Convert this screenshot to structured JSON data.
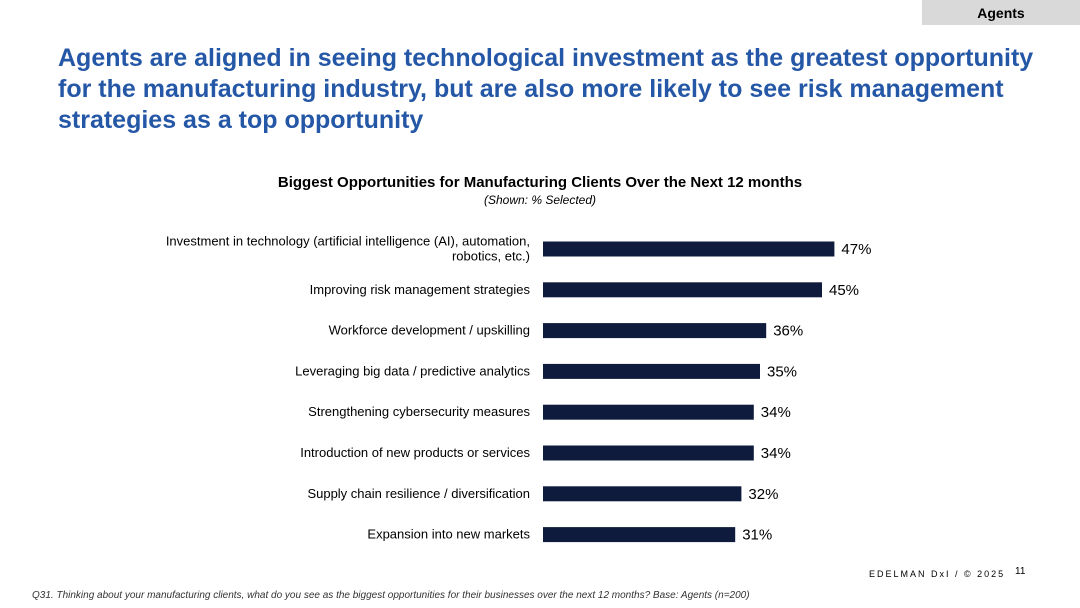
{
  "tag": "Agents",
  "headline": "Agents are aligned in seeing technological investment as the greatest opportunity for the manufacturing industry, but are also more likely to see risk management strategies as a top opportunity",
  "footer": {
    "brand": "EDELMAN DxI / © 2025",
    "page": "11",
    "note": "Q31. Thinking about your manufacturing clients, what do you see as the biggest opportunities for their businesses over the next 12 months? Base: Agents (n=200)"
  },
  "colors": {
    "bar": "#0e1b3c",
    "headline": "#2557a7"
  },
  "chart_data": {
    "type": "bar",
    "orientation": "horizontal",
    "title": "Biggest Opportunities for Manufacturing Clients Over the Next 12 months",
    "subtitle": "(Shown: % Selected)",
    "categories": [
      [
        "Investment in technology (artificial intelligence (AI), automation,",
        "robotics, etc.)"
      ],
      [
        "Improving risk management strategies"
      ],
      [
        "Workforce development / upskilling"
      ],
      [
        "Leveraging big data / predictive analytics"
      ],
      [
        "Strengthening cybersecurity measures"
      ],
      [
        "Introduction of new products or services"
      ],
      [
        "Supply chain resilience / diversification"
      ],
      [
        "Expansion into new markets"
      ]
    ],
    "values": [
      47,
      45,
      36,
      35,
      34,
      34,
      32,
      31
    ],
    "labels": [
      "47%",
      "45%",
      "36%",
      "35%",
      "34%",
      "34%",
      "32%",
      "31%"
    ],
    "xlim": [
      0,
      100
    ],
    "xlabel": "",
    "ylabel": "",
    "grid": false
  }
}
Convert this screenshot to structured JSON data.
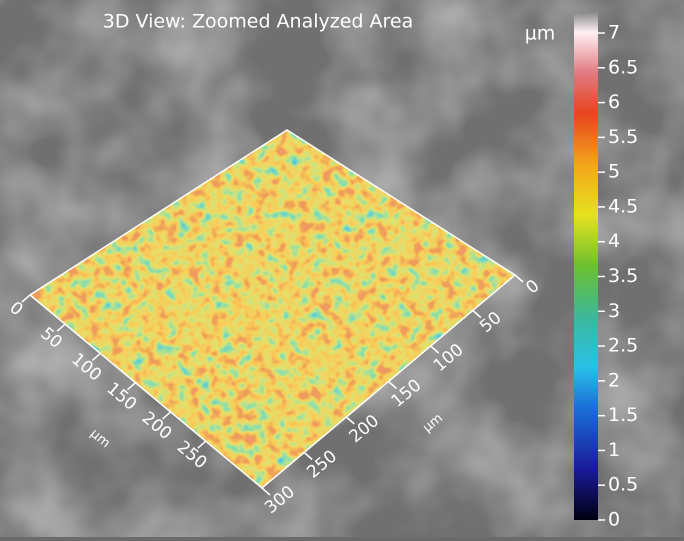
{
  "title": "3D View: Zoomed Analyzed Area",
  "colorbar": {
    "unit": "µm",
    "ticks": [
      0,
      0.5,
      1,
      1.5,
      2,
      2.5,
      3,
      3.5,
      4,
      4.5,
      5,
      5.5,
      6,
      6.5,
      7
    ]
  },
  "left_axis": {
    "label": "µm",
    "ticks": [
      0,
      50,
      100,
      150,
      200,
      250
    ]
  },
  "right_axis": {
    "label": "µm",
    "ticks": [
      0,
      50,
      100,
      150,
      200,
      250,
      300
    ]
  }
}
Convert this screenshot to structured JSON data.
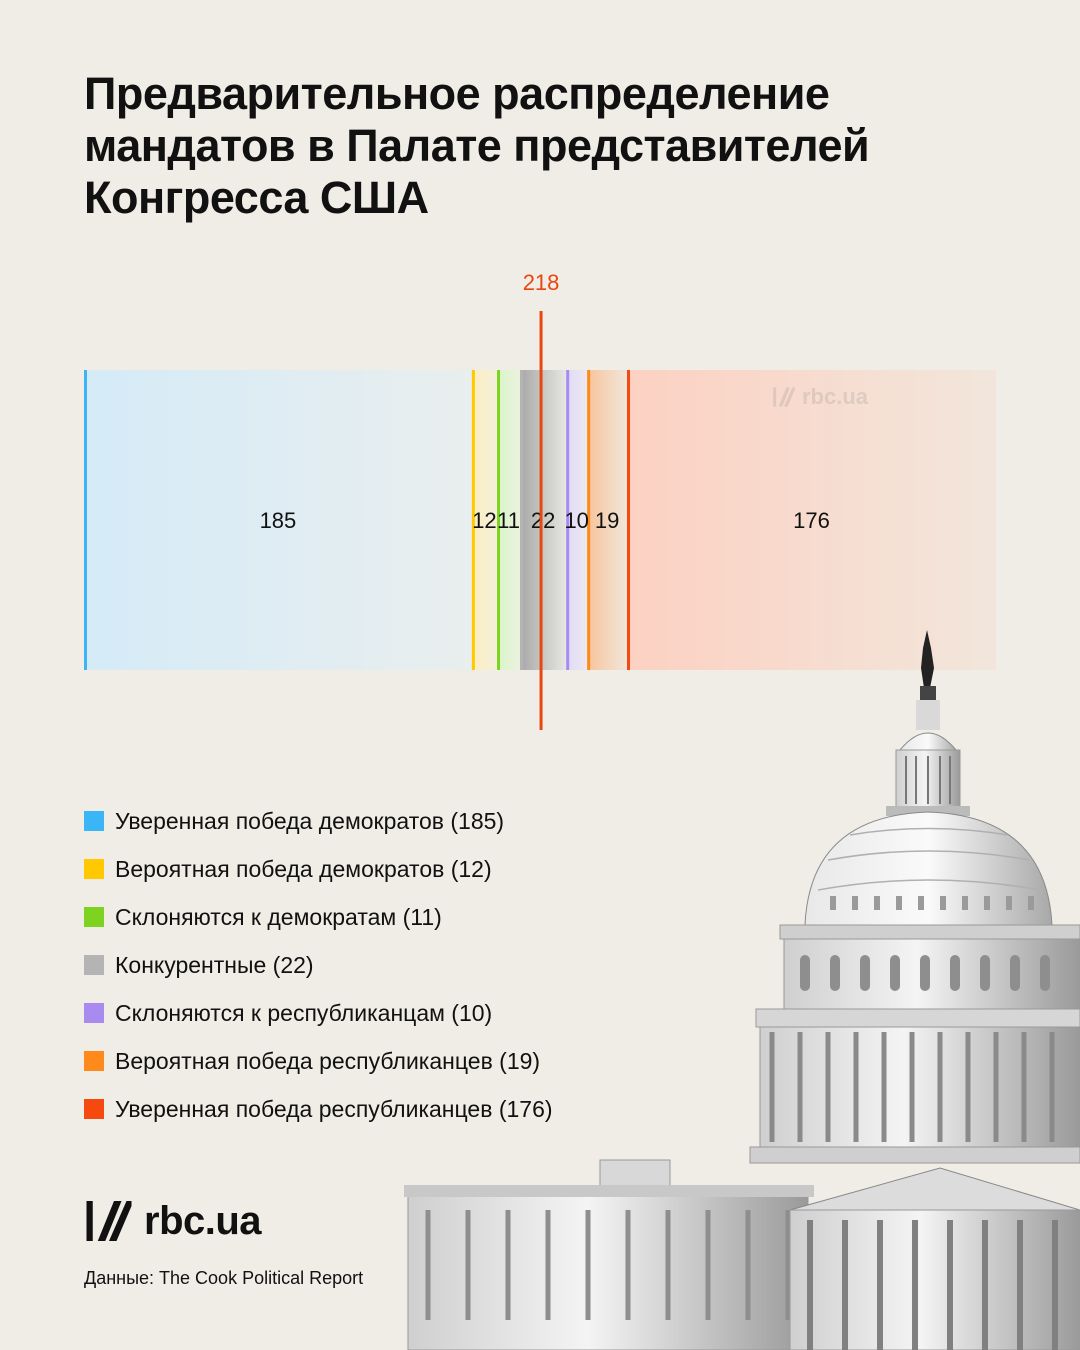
{
  "title": "Предварительное распределение мандатов в Палате представителей Конгресса США",
  "chart_data": {
    "type": "bar",
    "orientation": "horizontal-stacked",
    "majority_line": {
      "value": 218,
      "label": "218",
      "color": "#e8470f"
    },
    "segments": [
      {
        "name": "Уверенная победа демократов",
        "value": 185,
        "label": "185",
        "color": "#3ab5f5",
        "fill_from": "#d5ebf8",
        "fill_to": "#e9eeee"
      },
      {
        "name": "Вероятная победа демократов",
        "value": 12,
        "label": "12",
        "color": "#ffc800",
        "fill_from": "#fbefbe",
        "fill_to": "#f5efdc"
      },
      {
        "name": "Склоняются к демократам",
        "value": 11,
        "label": "11",
        "color": "#7ed321",
        "fill_from": "#daf5c8",
        "fill_to": "#eaf2df"
      },
      {
        "name": "Конкурентные",
        "value": 22,
        "label": "22",
        "color": "#b4b4b4",
        "fill_from": "#a8a8a8",
        "fill_to": "#e6e6e2"
      },
      {
        "name": "Склоняются к республиканцам",
        "value": 10,
        "label": "10",
        "color": "#a98bf0",
        "fill_from": "#e1dbf7",
        "fill_to": "#ece9f0"
      },
      {
        "name": "Вероятная победа республиканцев",
        "value": 19,
        "label": "19",
        "color": "#ff8a1c",
        "fill_from": "#f8c49b",
        "fill_to": "#f0e6da"
      },
      {
        "name": "Уверенная победа республиканцев",
        "value": 176,
        "label": "176",
        "color": "#f5490f",
        "fill_from": "#fcd1c2",
        "fill_to": "#f2e6dc"
      }
    ]
  },
  "legend": [
    {
      "label": "Уверенная победа демократов (185)",
      "color": "#3ab5f5"
    },
    {
      "label": "Вероятная победа демократов (12)",
      "color": "#ffc800"
    },
    {
      "label": "Склоняются к демократам (11)",
      "color": "#7ed321"
    },
    {
      "label": "Конкурентные (22)",
      "color": "#b4b4b4"
    },
    {
      "label": "Склоняются к республиканцам (10)",
      "color": "#a98bf0"
    },
    {
      "label": "Вероятная победа республиканцев (19)",
      "color": "#ff8a1c"
    },
    {
      "label": "Уверенная победа республиканцев (176)",
      "color": "#f5490f"
    }
  ],
  "brand": {
    "name": "rbc.ua",
    "icon": "rbc-logo-icon"
  },
  "watermark": {
    "text": "rbc.ua",
    "icon": "rbc-logo-icon"
  },
  "source": "Данные: The Cook Political Report",
  "illustration": {
    "icon": "capitol-building-icon"
  }
}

YOUR OBJECTIVE: Copy each line from the records above that includes the string "orientation".

PROBLEM SOLUTION:
    "orientation": "horizontal",
    "orientation": "horizontal-stacked",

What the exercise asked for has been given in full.